## Work to be completed
Every line containing the word "蠢到只会扣帽子吗" needs to be found and copied.

## Available data
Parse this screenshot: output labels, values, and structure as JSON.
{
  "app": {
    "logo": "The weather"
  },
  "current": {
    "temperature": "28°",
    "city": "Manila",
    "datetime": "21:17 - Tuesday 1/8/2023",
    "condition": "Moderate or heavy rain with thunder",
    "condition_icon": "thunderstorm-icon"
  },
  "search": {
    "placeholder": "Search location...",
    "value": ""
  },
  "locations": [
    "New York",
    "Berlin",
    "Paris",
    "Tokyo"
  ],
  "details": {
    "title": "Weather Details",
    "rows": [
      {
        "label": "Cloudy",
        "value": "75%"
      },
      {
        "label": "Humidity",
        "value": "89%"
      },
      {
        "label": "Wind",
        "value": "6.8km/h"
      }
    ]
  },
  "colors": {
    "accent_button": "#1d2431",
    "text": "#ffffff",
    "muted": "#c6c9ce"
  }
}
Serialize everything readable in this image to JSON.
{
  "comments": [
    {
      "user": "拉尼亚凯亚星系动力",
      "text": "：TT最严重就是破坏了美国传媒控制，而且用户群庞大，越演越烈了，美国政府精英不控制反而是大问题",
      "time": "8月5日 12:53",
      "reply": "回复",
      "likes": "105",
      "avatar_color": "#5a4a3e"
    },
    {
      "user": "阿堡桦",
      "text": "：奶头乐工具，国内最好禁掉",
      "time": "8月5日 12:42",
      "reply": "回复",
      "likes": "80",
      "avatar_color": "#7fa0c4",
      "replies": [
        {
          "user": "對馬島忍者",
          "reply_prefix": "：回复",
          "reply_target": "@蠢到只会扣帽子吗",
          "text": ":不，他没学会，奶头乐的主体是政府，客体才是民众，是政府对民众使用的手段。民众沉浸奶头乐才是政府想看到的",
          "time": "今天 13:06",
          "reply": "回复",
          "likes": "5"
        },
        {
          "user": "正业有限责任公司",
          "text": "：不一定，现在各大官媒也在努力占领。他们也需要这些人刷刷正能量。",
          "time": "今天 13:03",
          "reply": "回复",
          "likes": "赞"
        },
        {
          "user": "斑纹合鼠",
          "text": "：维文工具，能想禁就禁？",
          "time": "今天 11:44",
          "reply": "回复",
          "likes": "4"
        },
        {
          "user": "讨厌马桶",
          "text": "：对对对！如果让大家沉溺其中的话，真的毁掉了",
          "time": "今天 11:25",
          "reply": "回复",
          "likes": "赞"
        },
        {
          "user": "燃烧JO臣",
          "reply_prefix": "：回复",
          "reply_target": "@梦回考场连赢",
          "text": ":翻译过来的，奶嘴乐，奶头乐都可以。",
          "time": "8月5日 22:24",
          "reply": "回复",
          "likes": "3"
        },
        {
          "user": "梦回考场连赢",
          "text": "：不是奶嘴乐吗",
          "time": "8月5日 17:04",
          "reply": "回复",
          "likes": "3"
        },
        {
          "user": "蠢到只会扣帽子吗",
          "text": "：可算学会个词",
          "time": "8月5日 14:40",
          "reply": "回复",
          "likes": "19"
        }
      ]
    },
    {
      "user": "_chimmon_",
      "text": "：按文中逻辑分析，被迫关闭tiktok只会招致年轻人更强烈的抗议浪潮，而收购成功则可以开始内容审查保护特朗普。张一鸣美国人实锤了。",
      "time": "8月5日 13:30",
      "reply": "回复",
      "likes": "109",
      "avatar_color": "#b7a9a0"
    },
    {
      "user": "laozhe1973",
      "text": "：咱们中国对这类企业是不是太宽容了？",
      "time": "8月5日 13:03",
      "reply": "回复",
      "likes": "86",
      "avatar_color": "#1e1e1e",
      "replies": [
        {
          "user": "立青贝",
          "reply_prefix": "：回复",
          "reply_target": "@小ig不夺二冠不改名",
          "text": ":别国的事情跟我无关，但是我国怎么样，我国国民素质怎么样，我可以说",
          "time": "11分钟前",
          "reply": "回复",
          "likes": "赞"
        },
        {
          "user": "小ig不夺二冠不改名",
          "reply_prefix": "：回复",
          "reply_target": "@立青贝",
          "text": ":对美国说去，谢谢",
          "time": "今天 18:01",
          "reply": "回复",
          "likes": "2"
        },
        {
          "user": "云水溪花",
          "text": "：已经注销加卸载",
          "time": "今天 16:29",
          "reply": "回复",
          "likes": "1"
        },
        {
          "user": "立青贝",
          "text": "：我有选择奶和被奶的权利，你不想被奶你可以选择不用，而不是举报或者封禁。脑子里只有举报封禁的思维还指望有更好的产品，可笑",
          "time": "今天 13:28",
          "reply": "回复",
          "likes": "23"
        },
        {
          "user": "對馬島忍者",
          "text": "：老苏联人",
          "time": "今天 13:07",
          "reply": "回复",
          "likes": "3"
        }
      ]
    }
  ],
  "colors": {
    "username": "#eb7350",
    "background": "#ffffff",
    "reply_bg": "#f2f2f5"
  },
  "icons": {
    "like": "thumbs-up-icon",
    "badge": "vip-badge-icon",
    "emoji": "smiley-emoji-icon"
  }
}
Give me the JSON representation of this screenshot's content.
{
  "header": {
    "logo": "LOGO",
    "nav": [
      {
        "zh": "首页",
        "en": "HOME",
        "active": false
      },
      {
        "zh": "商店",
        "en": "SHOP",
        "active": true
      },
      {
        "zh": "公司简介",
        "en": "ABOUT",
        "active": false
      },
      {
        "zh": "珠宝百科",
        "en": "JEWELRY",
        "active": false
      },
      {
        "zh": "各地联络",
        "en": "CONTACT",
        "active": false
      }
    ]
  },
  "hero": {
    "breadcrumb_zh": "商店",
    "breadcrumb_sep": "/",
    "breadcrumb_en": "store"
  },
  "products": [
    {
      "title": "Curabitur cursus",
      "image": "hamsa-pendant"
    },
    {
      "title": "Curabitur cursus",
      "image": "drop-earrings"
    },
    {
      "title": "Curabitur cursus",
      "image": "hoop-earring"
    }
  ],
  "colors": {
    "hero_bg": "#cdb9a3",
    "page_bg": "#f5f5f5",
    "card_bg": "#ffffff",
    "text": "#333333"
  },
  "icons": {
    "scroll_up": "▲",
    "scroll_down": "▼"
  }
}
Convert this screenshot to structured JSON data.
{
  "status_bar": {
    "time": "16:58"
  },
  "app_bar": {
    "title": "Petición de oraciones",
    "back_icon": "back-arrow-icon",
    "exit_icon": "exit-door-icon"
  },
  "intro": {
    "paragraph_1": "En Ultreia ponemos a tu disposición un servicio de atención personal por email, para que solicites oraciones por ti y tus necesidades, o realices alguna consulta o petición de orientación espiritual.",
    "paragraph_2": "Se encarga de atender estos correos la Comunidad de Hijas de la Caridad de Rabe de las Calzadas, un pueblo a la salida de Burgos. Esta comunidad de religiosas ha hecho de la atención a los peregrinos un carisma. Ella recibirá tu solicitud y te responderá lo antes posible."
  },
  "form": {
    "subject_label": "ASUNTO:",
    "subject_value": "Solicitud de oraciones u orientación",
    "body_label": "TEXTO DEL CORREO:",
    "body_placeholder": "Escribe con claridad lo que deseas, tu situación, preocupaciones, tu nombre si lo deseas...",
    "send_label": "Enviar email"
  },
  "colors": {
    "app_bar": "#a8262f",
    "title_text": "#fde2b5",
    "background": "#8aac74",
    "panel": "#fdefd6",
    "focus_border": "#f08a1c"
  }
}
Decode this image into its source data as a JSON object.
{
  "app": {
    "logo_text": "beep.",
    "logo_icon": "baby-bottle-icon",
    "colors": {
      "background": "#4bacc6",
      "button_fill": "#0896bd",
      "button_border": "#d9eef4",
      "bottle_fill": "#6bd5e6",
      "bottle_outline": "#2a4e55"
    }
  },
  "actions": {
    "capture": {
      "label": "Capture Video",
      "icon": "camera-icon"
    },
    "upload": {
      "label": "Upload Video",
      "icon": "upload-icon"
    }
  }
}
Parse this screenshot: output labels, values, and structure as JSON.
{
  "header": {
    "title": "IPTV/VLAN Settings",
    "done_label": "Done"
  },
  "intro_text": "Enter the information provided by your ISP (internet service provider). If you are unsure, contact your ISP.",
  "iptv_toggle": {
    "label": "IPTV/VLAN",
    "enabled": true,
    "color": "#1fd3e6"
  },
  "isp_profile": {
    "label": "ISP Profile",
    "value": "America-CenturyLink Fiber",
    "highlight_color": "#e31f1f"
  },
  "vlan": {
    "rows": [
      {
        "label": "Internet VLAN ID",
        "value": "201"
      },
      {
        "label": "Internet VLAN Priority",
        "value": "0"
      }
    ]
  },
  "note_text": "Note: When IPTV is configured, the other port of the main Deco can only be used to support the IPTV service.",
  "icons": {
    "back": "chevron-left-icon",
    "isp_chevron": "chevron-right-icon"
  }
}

## Result for this task
          "reply_target": "@蠢到只会扣帽子吗",
          "user": "蠢到只会扣帽子吗",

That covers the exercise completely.